Dataset records:
Start
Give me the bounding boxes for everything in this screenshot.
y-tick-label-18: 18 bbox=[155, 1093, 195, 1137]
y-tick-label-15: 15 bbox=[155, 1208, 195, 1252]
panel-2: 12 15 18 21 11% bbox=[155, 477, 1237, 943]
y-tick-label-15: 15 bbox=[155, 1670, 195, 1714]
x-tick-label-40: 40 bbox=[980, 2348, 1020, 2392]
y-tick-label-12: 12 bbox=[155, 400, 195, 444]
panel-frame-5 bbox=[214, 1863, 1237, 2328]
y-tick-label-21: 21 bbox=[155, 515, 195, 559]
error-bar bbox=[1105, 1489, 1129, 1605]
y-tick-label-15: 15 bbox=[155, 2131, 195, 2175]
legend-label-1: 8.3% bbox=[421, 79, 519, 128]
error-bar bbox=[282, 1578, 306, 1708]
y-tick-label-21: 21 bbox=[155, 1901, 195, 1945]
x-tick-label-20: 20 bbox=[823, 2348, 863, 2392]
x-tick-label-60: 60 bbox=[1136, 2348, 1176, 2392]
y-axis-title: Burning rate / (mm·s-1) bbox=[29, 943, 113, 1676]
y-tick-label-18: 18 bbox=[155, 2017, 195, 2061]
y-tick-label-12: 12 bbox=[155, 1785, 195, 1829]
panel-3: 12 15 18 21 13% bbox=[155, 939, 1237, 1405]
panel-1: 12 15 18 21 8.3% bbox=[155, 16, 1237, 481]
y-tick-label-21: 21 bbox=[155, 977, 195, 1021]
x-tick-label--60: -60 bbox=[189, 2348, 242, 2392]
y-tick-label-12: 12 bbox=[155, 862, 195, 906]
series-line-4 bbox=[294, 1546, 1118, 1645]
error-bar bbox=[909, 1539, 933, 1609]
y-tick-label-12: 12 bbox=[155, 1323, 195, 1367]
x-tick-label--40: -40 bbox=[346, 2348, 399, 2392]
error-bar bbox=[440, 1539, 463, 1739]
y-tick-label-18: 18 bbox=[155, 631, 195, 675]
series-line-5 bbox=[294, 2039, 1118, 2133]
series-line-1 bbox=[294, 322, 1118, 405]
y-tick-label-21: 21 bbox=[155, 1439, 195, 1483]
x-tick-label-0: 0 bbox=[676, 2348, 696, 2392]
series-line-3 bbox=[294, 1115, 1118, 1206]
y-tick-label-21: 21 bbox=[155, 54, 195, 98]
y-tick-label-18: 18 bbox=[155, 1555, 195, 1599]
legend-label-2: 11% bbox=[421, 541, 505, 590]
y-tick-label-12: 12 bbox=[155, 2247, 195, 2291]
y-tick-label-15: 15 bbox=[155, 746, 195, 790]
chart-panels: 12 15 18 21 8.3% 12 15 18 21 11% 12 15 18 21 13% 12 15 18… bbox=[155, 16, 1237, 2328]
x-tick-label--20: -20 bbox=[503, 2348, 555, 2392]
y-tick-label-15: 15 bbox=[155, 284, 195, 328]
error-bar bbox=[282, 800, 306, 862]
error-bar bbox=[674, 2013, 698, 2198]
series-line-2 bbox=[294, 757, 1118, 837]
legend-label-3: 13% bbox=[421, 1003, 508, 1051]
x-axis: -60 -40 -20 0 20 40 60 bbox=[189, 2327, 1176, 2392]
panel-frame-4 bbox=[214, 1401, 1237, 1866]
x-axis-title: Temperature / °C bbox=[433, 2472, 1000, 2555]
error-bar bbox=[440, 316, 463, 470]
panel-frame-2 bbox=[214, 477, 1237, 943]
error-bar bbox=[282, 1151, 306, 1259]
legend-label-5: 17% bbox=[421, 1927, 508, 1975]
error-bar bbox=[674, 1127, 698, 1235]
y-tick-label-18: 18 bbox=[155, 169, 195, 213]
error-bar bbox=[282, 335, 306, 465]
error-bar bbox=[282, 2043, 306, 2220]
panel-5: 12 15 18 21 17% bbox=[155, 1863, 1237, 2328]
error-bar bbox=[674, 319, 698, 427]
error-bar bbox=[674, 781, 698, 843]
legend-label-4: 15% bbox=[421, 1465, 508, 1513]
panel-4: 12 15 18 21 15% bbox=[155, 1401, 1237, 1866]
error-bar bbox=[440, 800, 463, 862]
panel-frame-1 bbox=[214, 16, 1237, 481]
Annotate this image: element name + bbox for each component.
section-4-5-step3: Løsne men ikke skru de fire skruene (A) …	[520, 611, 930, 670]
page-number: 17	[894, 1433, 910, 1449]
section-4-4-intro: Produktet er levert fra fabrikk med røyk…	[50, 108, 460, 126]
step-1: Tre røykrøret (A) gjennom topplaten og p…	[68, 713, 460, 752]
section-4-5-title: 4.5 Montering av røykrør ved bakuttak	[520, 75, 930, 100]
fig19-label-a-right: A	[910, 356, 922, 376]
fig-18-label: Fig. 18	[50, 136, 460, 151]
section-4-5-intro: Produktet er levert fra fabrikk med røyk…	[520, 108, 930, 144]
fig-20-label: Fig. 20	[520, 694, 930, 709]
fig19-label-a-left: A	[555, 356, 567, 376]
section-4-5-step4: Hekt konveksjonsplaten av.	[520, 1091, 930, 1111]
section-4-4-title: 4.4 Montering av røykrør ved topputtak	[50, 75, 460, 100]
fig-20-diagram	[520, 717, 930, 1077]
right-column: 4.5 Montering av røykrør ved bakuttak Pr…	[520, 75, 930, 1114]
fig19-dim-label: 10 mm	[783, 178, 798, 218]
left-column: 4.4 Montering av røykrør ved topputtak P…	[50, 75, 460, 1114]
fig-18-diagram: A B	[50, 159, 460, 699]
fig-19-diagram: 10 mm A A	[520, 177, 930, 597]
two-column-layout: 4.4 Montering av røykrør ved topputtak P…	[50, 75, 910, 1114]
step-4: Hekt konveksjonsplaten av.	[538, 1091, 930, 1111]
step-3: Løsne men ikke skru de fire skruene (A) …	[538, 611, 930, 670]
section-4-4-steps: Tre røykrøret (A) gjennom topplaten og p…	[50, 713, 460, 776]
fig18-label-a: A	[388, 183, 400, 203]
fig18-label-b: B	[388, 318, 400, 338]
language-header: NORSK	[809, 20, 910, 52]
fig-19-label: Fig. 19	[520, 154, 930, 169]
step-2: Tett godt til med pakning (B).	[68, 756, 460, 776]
End
- _THE TASK_: Please swap every "error-bar" for "whisker" in the items above, then give all of them again with nothing else changed.

- _THE REPLY_:
Give me the bounding boxes for everything in this screenshot.
y-tick-label-18: 18 bbox=[155, 1093, 195, 1137]
y-tick-label-15: 15 bbox=[155, 1208, 195, 1252]
panel-2: 12 15 18 21 11% bbox=[155, 477, 1237, 943]
y-tick-label-15: 15 bbox=[155, 1670, 195, 1714]
x-tick-label-40: 40 bbox=[980, 2348, 1020, 2392]
y-tick-label-12: 12 bbox=[155, 400, 195, 444]
panel-frame-5 bbox=[214, 1863, 1237, 2328]
y-tick-label-21: 21 bbox=[155, 515, 195, 559]
whisker bbox=[1105, 1489, 1129, 1605]
y-tick-label-15: 15 bbox=[155, 2131, 195, 2175]
legend-label-1: 8.3% bbox=[421, 79, 519, 128]
whisker bbox=[282, 1578, 306, 1708]
y-tick-label-21: 21 bbox=[155, 1901, 195, 1945]
x-tick-label-20: 20 bbox=[823, 2348, 863, 2392]
x-tick-label-60: 60 bbox=[1136, 2348, 1176, 2392]
y-axis-title: Burning rate / (mm·s-1) bbox=[29, 943, 113, 1676]
y-tick-label-18: 18 bbox=[155, 2017, 195, 2061]
y-tick-label-12: 12 bbox=[155, 1785, 195, 1829]
panel-3: 12 15 18 21 13% bbox=[155, 939, 1237, 1405]
panel-1: 12 15 18 21 8.3% bbox=[155, 16, 1237, 481]
y-tick-label-21: 21 bbox=[155, 977, 195, 1021]
x-tick-label--60: -60 bbox=[189, 2348, 242, 2392]
y-tick-label-12: 12 bbox=[155, 862, 195, 906]
series-line-4 bbox=[294, 1546, 1118, 1645]
whisker bbox=[909, 1539, 933, 1609]
y-tick-label-12: 12 bbox=[155, 1323, 195, 1367]
x-tick-label--40: -40 bbox=[346, 2348, 399, 2392]
whisker bbox=[440, 1539, 463, 1739]
y-tick-label-18: 18 bbox=[155, 631, 195, 675]
series-line-5 bbox=[294, 2039, 1118, 2133]
series-line-1 bbox=[294, 322, 1118, 405]
y-tick-label-21: 21 bbox=[155, 1439, 195, 1483]
x-tick-label-0: 0 bbox=[676, 2348, 696, 2392]
series-line-3 bbox=[294, 1115, 1118, 1206]
y-tick-label-21: 21 bbox=[155, 54, 195, 98]
y-tick-label-18: 18 bbox=[155, 1555, 195, 1599]
legend-label-2: 11% bbox=[421, 541, 505, 590]
y-tick-label-12: 12 bbox=[155, 2247, 195, 2291]
y-tick-label-15: 15 bbox=[155, 746, 195, 790]
chart-panels: 12 15 18 21 8.3% 12 15 18 21 11% 12 15 18 21 13% 12 15 18… bbox=[155, 16, 1237, 2328]
x-tick-label--20: -20 bbox=[503, 2348, 555, 2392]
y-tick-label-15: 15 bbox=[155, 284, 195, 328]
whisker bbox=[282, 800, 306, 862]
whisker bbox=[674, 2013, 698, 2198]
series-line-2 bbox=[294, 757, 1118, 837]
legend-label-3: 13% bbox=[421, 1003, 508, 1051]
x-axis: -60 -40 -20 0 20 40 60 bbox=[189, 2327, 1176, 2392]
panel-frame-4 bbox=[214, 1401, 1237, 1866]
x-axis-title: Temperature / °C bbox=[433, 2472, 1000, 2555]
whisker bbox=[440, 316, 463, 470]
panel-frame-2 bbox=[214, 477, 1237, 943]
whisker bbox=[282, 1151, 306, 1259]
legend-label-5: 17% bbox=[421, 1927, 508, 1975]
whisker bbox=[674, 1127, 698, 1235]
y-tick-label-18: 18 bbox=[155, 169, 195, 213]
whisker bbox=[282, 335, 306, 465]
whisker bbox=[282, 2043, 306, 2220]
panel-5: 12 15 18 21 17% bbox=[155, 1863, 1237, 2328]
whisker bbox=[674, 319, 698, 427]
whisker bbox=[674, 781, 698, 843]
legend-label-4: 15% bbox=[421, 1465, 508, 1513]
panel-4: 12 15 18 21 15% bbox=[155, 1401, 1237, 1866]
whisker bbox=[440, 800, 463, 862]
panel-frame-1 bbox=[214, 16, 1237, 481]
Annotate this image: element name + bbox for each component.
section-4-5-step3: Løsne men ikke skru de fire skruene (A) …	[520, 611, 930, 670]
page-number: 17	[894, 1433, 910, 1449]
section-4-4-intro: Produktet er levert fra fabrikk med røyk…	[50, 108, 460, 126]
step-1: Tre røykrøret (A) gjennom topplaten og p…	[68, 713, 460, 752]
section-4-5-title: 4.5 Montering av røykrør ved bakuttak	[520, 75, 930, 100]
fig19-label-a-right: A	[910, 356, 922, 376]
fig-18-label: Fig. 18	[50, 136, 460, 151]
section-4-5-intro: Produktet er levert fra fabrikk med røyk…	[520, 108, 930, 144]
fig-20-label: Fig. 20	[520, 694, 930, 709]
fig19-label-a-left: A	[555, 356, 567, 376]
section-4-5-step4: Hekt konveksjonsplaten av.	[520, 1091, 930, 1111]
section-4-4-title: 4.4 Montering av røykrør ved topputtak	[50, 75, 460, 100]
fig-20-diagram	[520, 717, 930, 1077]
right-column: 4.5 Montering av røykrør ved bakuttak Pr…	[520, 75, 930, 1114]
fig19-dim-label: 10 mm	[783, 178, 798, 218]
left-column: 4.4 Montering av røykrør ved topputtak P…	[50, 75, 460, 1114]
fig-18-diagram: A B	[50, 159, 460, 699]
fig-19-diagram: 10 mm A A	[520, 177, 930, 597]
two-column-layout: 4.4 Montering av røykrør ved topputtak P…	[50, 75, 910, 1114]
step-4: Hekt konveksjonsplaten av.	[538, 1091, 930, 1111]
step-3: Løsne men ikke skru de fire skruene (A) …	[538, 611, 930, 670]
section-4-4-steps: Tre røykrøret (A) gjennom topplaten og p…	[50, 713, 460, 776]
fig18-label-a: A	[388, 183, 400, 203]
fig18-label-b: B	[388, 318, 400, 338]
language-header: NORSK	[809, 20, 910, 52]
fig-19-label: Fig. 19	[520, 154, 930, 169]
step-2: Tett godt til med pakning (B).	[68, 756, 460, 776]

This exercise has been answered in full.